=== Material for the task ===
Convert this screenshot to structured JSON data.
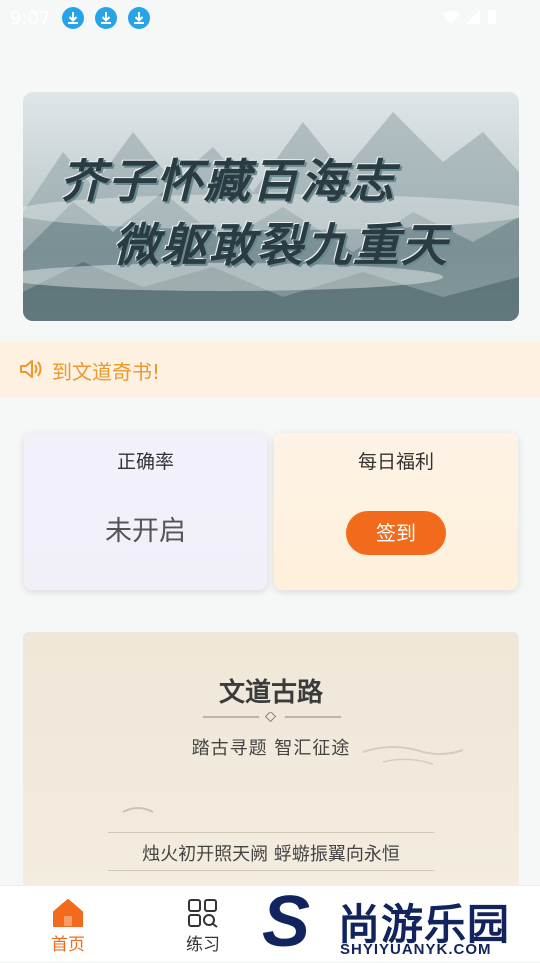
{
  "status": {
    "time": "9:07"
  },
  "banner": {
    "line1": "芥子怀藏百海志",
    "line2": "微躯敢裂九重天"
  },
  "notice": {
    "text": "到文道奇书!"
  },
  "cards": {
    "accuracy": {
      "title": "正确率",
      "value": "未开启"
    },
    "bonus": {
      "title": "每日福利",
      "button": "签到"
    }
  },
  "road": {
    "title": "文道古路",
    "subtitle": "踏古寻题   智汇征途",
    "poem": "烛火初开照天阙  蜉蝣振翼向永恒"
  },
  "tabs": [
    {
      "label": "首页",
      "icon": "home-icon"
    },
    {
      "label": "练习",
      "icon": "grid-search-icon"
    }
  ],
  "watermark": {
    "cn": "尚游乐园",
    "en": "SHYIYUANYK.COM"
  },
  "colors": {
    "accent": "#f26a1b",
    "notice": "#e89a2d",
    "download": "#27a3e8"
  }
}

=== Your goal ===
Repeat every record above exactly, but leave out any pictures.

=== Full output ===
Convert this screenshot to structured JSON data.
{
  "status": {
    "time": "9:07"
  },
  "banner": {
    "line1": "芥子怀藏百海志",
    "line2": "微躯敢裂九重天"
  },
  "notice": {
    "text": "到文道奇书!"
  },
  "cards": {
    "accuracy": {
      "title": "正确率",
      "value": "未开启"
    },
    "bonus": {
      "title": "每日福利",
      "button": "签到"
    }
  },
  "road": {
    "title": "文道古路",
    "subtitle": "踏古寻题   智汇征途",
    "poem": "烛火初开照天阙  蜉蝣振翼向永恒"
  },
  "tabs": [
    {
      "label": "首页",
      "icon": "home-icon"
    },
    {
      "label": "练习",
      "icon": "grid-search-icon"
    }
  ],
  "watermark": {
    "cn": "尚游乐园",
    "en": "SHYIYUANYK.COM"
  },
  "colors": {
    "accent": "#f26a1b",
    "notice": "#e89a2d",
    "download": "#27a3e8"
  }
}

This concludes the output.